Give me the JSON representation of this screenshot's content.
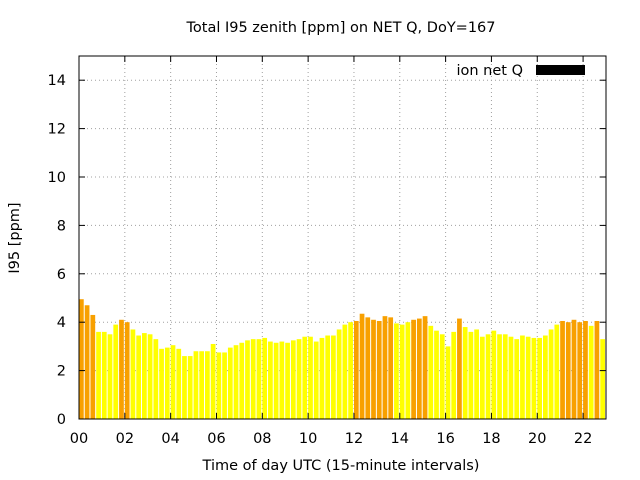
{
  "chart_data": {
    "type": "bar",
    "title": "Total I95 zenith [ppm] on NET Q, DoY=167",
    "xlabel": "Time of day UTC (15-minute intervals)",
    "ylabel": "I95 [ppm]",
    "xlim": [
      0,
      23
    ],
    "ylim": [
      0,
      15
    ],
    "x_ticks": [
      "00",
      "02",
      "04",
      "06",
      "08",
      "10",
      "12",
      "14",
      "16",
      "18",
      "20",
      "22"
    ],
    "y_ticks": [
      "0",
      "2",
      "4",
      "6",
      "8",
      "10",
      "12",
      "14"
    ],
    "grid": true,
    "legend": {
      "position": "top-right",
      "label": "ion net Q",
      "color": "#000000"
    },
    "colors": {
      "low": "#ffff00",
      "medium": "#f8a000",
      "legend_swatch": "#000000"
    },
    "interval_hours": 0.25,
    "series": [
      {
        "name": "ion net Q",
        "values": [
          4.95,
          4.7,
          4.3,
          3.6,
          3.6,
          3.5,
          3.9,
          4.1,
          4.0,
          3.7,
          3.45,
          3.55,
          3.5,
          3.3,
          2.9,
          2.95,
          3.05,
          2.9,
          2.6,
          2.6,
          2.8,
          2.8,
          2.8,
          3.1,
          2.75,
          2.75,
          2.95,
          3.05,
          3.15,
          3.25,
          3.3,
          3.3,
          3.35,
          3.2,
          3.15,
          3.2,
          3.15,
          3.25,
          3.3,
          3.4,
          3.4,
          3.2,
          3.35,
          3.45,
          3.45,
          3.7,
          3.9,
          4.0,
          4.05,
          4.35,
          4.2,
          4.1,
          4.05,
          4.25,
          4.2,
          3.95,
          3.9,
          4.0,
          4.1,
          4.15,
          4.25,
          3.85,
          3.65,
          3.5,
          3.0,
          3.6,
          4.15,
          3.8,
          3.6,
          3.7,
          3.4,
          3.5,
          3.65,
          3.5,
          3.5,
          3.4,
          3.3,
          3.45,
          3.4,
          3.35,
          3.35,
          3.45,
          3.7,
          3.9,
          4.05,
          4.0,
          4.1,
          4.0,
          4.05,
          3.85,
          4.05,
          3.3
        ],
        "levels": [
          "medium",
          "medium",
          "medium",
          "low",
          "low",
          "low",
          "low",
          "medium",
          "medium",
          "low",
          "low",
          "low",
          "low",
          "low",
          "low",
          "low",
          "low",
          "low",
          "low",
          "low",
          "low",
          "low",
          "low",
          "low",
          "low",
          "low",
          "low",
          "low",
          "low",
          "low",
          "low",
          "low",
          "low",
          "low",
          "low",
          "low",
          "low",
          "low",
          "low",
          "low",
          "low",
          "low",
          "low",
          "low",
          "low",
          "low",
          "low",
          "low",
          "medium",
          "medium",
          "medium",
          "medium",
          "medium",
          "medium",
          "medium",
          "low",
          "low",
          "low",
          "medium",
          "medium",
          "medium",
          "low",
          "low",
          "low",
          "low",
          "low",
          "medium",
          "low",
          "low",
          "low",
          "low",
          "low",
          "low",
          "low",
          "low",
          "low",
          "low",
          "low",
          "low",
          "low",
          "low",
          "low",
          "low",
          "low",
          "medium",
          "medium",
          "medium",
          "medium",
          "medium",
          "low",
          "medium",
          "low"
        ]
      }
    ]
  }
}
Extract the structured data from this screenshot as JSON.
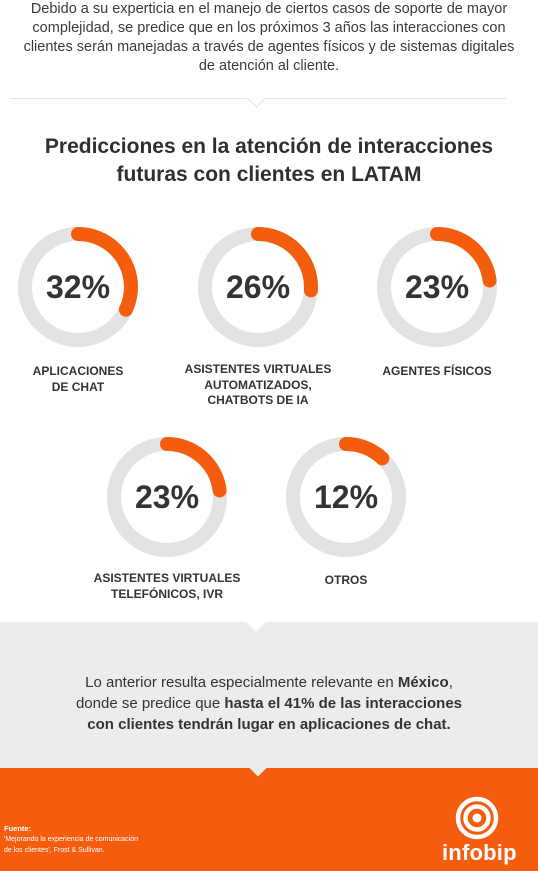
{
  "intro": {
    "text": "Debido a su experticia en el manejo de ciertos casos de soporte de mayor complejidad, se predice que en los próximos 3 años las interacciones con clientes serán manejadas a través de agentes físicos y de sistemas digitales de atención al cliente."
  },
  "title": {
    "line1": "Predicciones en la atención de interacciones",
    "line2": "futuras con clientes en LATAM"
  },
  "stats": [
    {
      "value": "32%",
      "fraction": 0.32,
      "label_lines": [
        "APLICACIONES",
        "DE CHAT"
      ]
    },
    {
      "value": "26%",
      "fraction": 0.26,
      "label_lines": [
        "ASISTENTES VIRTUALES",
        "AUTOMATIZADOS,",
        "CHATBOTS DE IA"
      ]
    },
    {
      "value": "23%",
      "fraction": 0.23,
      "label_lines": [
        "AGENTES FÍSICOS"
      ]
    },
    {
      "value": "23%",
      "fraction": 0.23,
      "label_lines": [
        "ASISTENTES VIRTUALES",
        "TELEFÓNICOS, IVR"
      ]
    },
    {
      "value": "12%",
      "fraction": 0.12,
      "label_lines": [
        "OTROS"
      ]
    }
  ],
  "colors": {
    "accent": "#f55d0e",
    "ring_track": "#e3e3e3",
    "gray_band": "#ececec"
  },
  "conclusion": {
    "p1": "Lo anterior resulta especialmente relevante en ",
    "country": "México",
    "p2": ",",
    "p3": "donde se predice que ",
    "highlight1": "hasta el 41% de las interacciones",
    "highlight2": "con clientes tendrán lugar en aplicaciones de chat."
  },
  "footer": {
    "source_title": "Fuente:",
    "source_line1": "'Mejorando la experiencia de comunicación",
    "source_line2": "de los clientes', Frost & Sullivan.",
    "brand": "infobip",
    "logo_icon": "infobip-logo-icon"
  }
}
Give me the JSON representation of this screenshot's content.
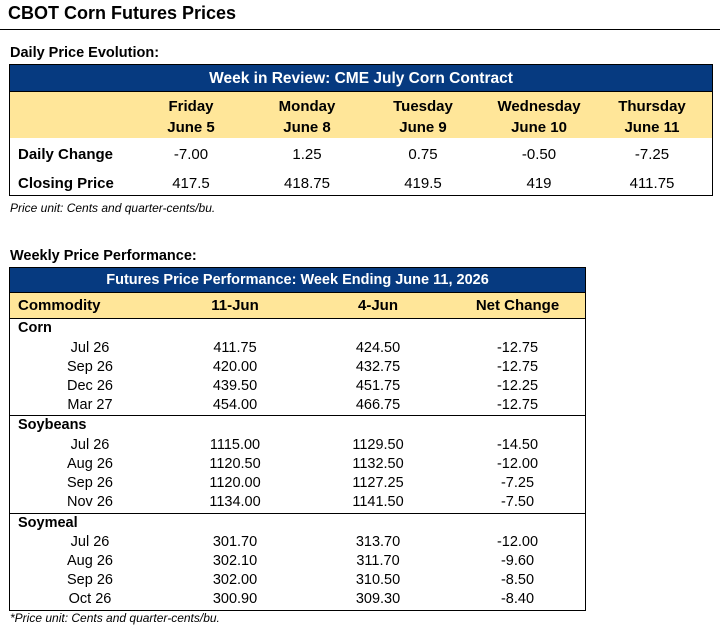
{
  "title": "CBOT Corn Futures Prices",
  "daily": {
    "section_label": "Daily Price Evolution:",
    "banner": "Week in Review: CME July Corn Contract",
    "days": [
      {
        "day": "Friday",
        "date": "June 5"
      },
      {
        "day": "Monday",
        "date": "June 8"
      },
      {
        "day": "Tuesday",
        "date": "June 9"
      },
      {
        "day": "Wednesday",
        "date": "June 10"
      },
      {
        "day": "Thursday",
        "date": "June 11"
      }
    ],
    "rows": [
      {
        "label": "Daily Change",
        "values": [
          "-7.00",
          "1.25",
          "0.75",
          "-0.50",
          "-7.25"
        ]
      },
      {
        "label": "Closing Price",
        "values": [
          "417.5",
          "418.75",
          "419.5",
          "419",
          "411.75"
        ]
      }
    ],
    "note": "Price unit: Cents and quarter-cents/bu."
  },
  "weekly": {
    "section_label": "Weekly Price Performance:",
    "banner": "Futures Price Performance: Week Ending June 11, 2026",
    "headers": [
      "Commodity",
      "11-Jun",
      "4-Jun",
      "Net Change"
    ],
    "groups": [
      {
        "name": "Corn",
        "rows": [
          {
            "contract": "Jul 26",
            "current": "411.75",
            "previous": "424.50",
            "change": "-12.75"
          },
          {
            "contract": "Sep 26",
            "current": "420.00",
            "previous": "432.75",
            "change": "-12.75"
          },
          {
            "contract": "Dec 26",
            "current": "439.50",
            "previous": "451.75",
            "change": "-12.25"
          },
          {
            "contract": "Mar 27",
            "current": "454.00",
            "previous": "466.75",
            "change": "-12.75"
          }
        ]
      },
      {
        "name": "Soybeans",
        "rows": [
          {
            "contract": "Jul 26",
            "current": "1115.00",
            "previous": "1129.50",
            "change": "-14.50"
          },
          {
            "contract": "Aug 26",
            "current": "1120.50",
            "previous": "1132.50",
            "change": "-12.00"
          },
          {
            "contract": "Sep 26",
            "current": "1120.00",
            "previous": "1127.25",
            "change": "-7.25"
          },
          {
            "contract": "Nov 26",
            "current": "1134.00",
            "previous": "1141.50",
            "change": "-7.50"
          }
        ]
      },
      {
        "name": "Soymeal",
        "rows": [
          {
            "contract": "Jul 26",
            "current": "301.70",
            "previous": "313.70",
            "change": "-12.00"
          },
          {
            "contract": "Aug 26",
            "current": "302.10",
            "previous": "311.70",
            "change": "-9.60"
          },
          {
            "contract": "Sep 26",
            "current": "302.00",
            "previous": "310.50",
            "change": "-8.50"
          },
          {
            "contract": "Oct 26",
            "current": "300.90",
            "previous": "309.30",
            "change": "-8.40"
          }
        ]
      }
    ],
    "note": "*Price unit: Cents and quarter-cents/bu."
  },
  "colors": {
    "banner": "#063a80",
    "header_fill": "#ffe699"
  }
}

▬▬▬

Exercise instructions: Find how many lines in the listing hold "Performance", and reply with that number only.

Output of the task: 2